→ **REQUEST**
Give back the full listing verbatim, apart from its images.

Excerpt from a dataset
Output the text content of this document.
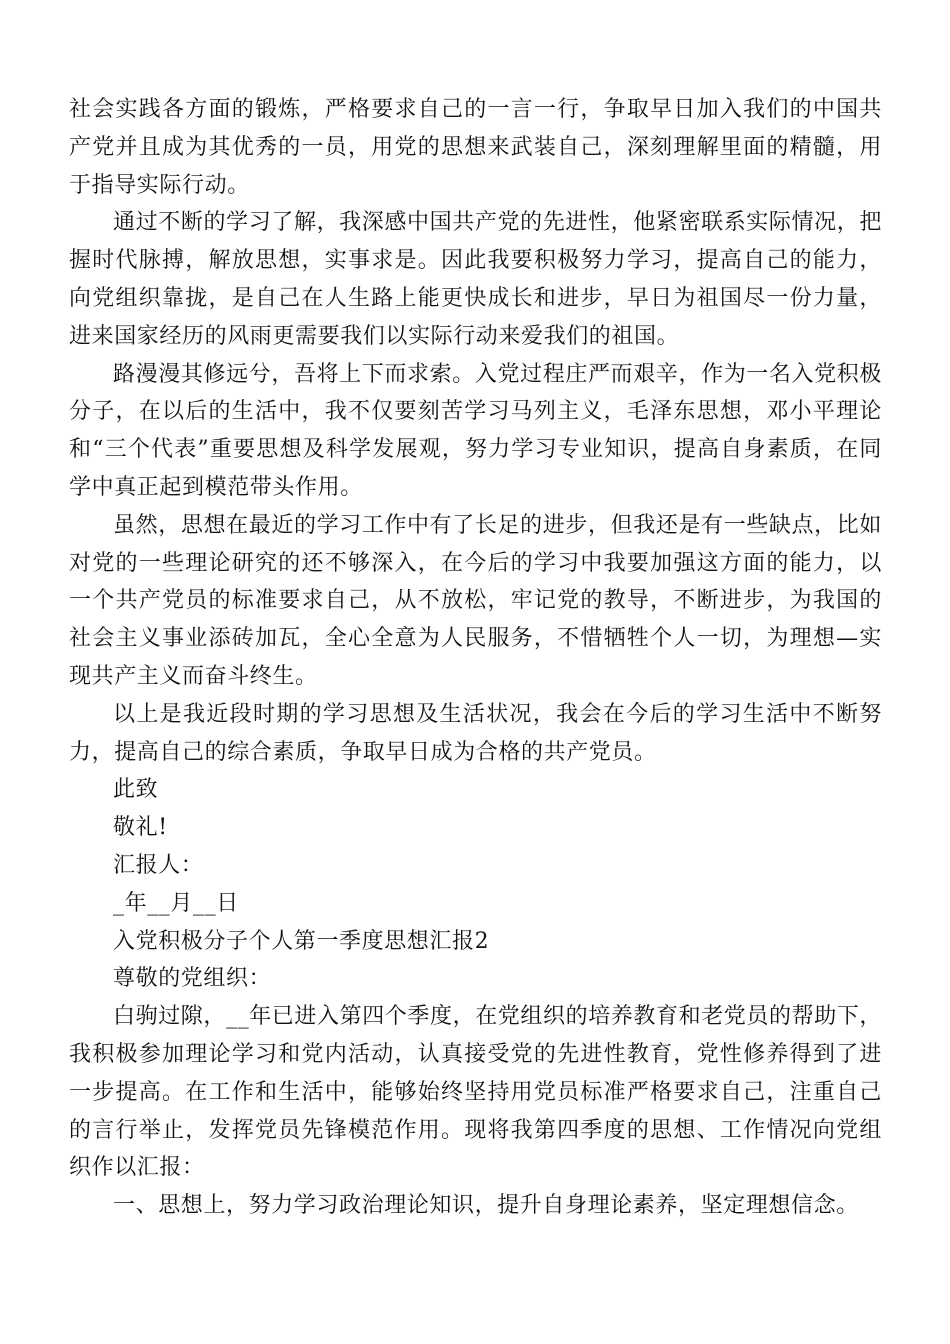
社会实践各方面的锻炼，严格要求自己的一言一行，争取早日加入我们的中国共产党并且成为其优秀的一员，用党的思想来武装自己，深刻理解里面的精髓，用于指导实际行动。

通过不断的学习了解，我深感中国共产党的先进性，他紧密联系实际情况，把握时代脉搏，解放思想，实事求是。因此我要积极努力学习，提高自己的能力，向党组织靠拢，是自己在人生路上能更快成长和进步，早日为祖国尽一份力量，进来国家经历的风雨更需要我们以实际行动来爱我们的祖国。

路漫漫其修远兮，吾将上下而求索。入党过程庄严而艰辛，作为一名入党积极分子，在以后的生活中，我不仅要刻苦学习马列主义，毛泽东思想，邓小平理论和“三个代表”重要思想及科学发展观，努力学习专业知识，提高自身素质，在同学中真正起到模范带头作用。

虽然，思想在最近的学习工作中有了长足的进步，但我还是有一些缺点，比如对党的一些理论研究的还不够深入，在今后的学习中我要加强这方面的能力，以一个共产党员的标准要求自己，从不放松，牢记党的教导，不断进步，为我国的社会主义事业添砖加瓦，全心全意为人民服务，不惜牺牲个人一切，为理想—实现共产主义而奋斗终生。

以上是我近段时期的学习思想及生活状况，我会在今后的学习生活中不断努力，提高自己的综合素质，争取早日成为合格的共产党员。

此致

敬礼!

汇报人：

_年__月__日

入党积极分子个人第一季度思想汇报2

尊敬的党组织：

白驹过隙，__年已进入第四个季度，在党组织的培养教育和老党员的帮助下，我积极参加理论学习和党内活动，认真接受党的先进性教育，党性修养得到了进一步提高。在工作和生活中，能够始终坚持用党员标准严格要求自己，注重自己的言行举止，发挥党员先锋模范作用。现将我第四季度的思想、工作情况向党组织作以汇报：

一、思想上，努力学习政治理论知识，提升自身理论素养，坚定理想信念。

→ **FINISHED TASK**
Output the text content of this document.
社会实践各方面的锻炼，严格要求自己的一言一行，争取早日加入我们的中国共产党并且成为其优秀的一员，用党的思想来武装自己，深刻理解里面的精髓，用于指导实际行动。

通过不断的学习了解，我深感中国共产党的先进性，他紧密联系实际情况，把握时代脉搏，解放思想，实事求是。因此我要积极努力学习，提高自己的能力，向党组织靠拢，是自己在人生路上能更快成长和进步，早日为祖国尽一份力量，进来国家经历的风雨更需要我们以实际行动来爱我们的祖国。

路漫漫其修远兮，吾将上下而求索。入党过程庄严而艰辛，作为一名入党积极分子，在以后的生活中，我不仅要刻苦学习马列主义，毛泽东思想，邓小平理论和“三个代表”重要思想及科学发展观，努力学习专业知识，提高自身素质，在同学中真正起到模范带头作用。

虽然，思想在最近的学习工作中有了长足的进步，但我还是有一些缺点，比如对党的一些理论研究的还不够深入，在今后的学习中我要加强这方面的能力，以一个共产党员的标准要求自己，从不放松，牢记党的教导，不断进步，为我国的社会主义事业添砖加瓦，全心全意为人民服务，不惜牺牲个人一切，为理想—实现共产主义而奋斗终生。

以上是我近段时期的学习思想及生活状况，我会在今后的学习生活中不断努力，提高自己的综合素质，争取早日成为合格的共产党员。

此致

敬礼!

汇报人：

_年__月__日

入党积极分子个人第一季度思想汇报2

尊敬的党组织：

白驹过隙，__年已进入第四个季度，在党组织的培养教育和老党员的帮助下，我积极参加理论学习和党内活动，认真接受党的先进性教育，党性修养得到了进一步提高。在工作和生活中，能够始终坚持用党员标准严格要求自己，注重自己的言行举止，发挥党员先锋模范作用。现将我第四季度的思想、工作情况向党组织作以汇报：

一、思想上，努力学习政治理论知识，提升自身理论素养，坚定理想信念。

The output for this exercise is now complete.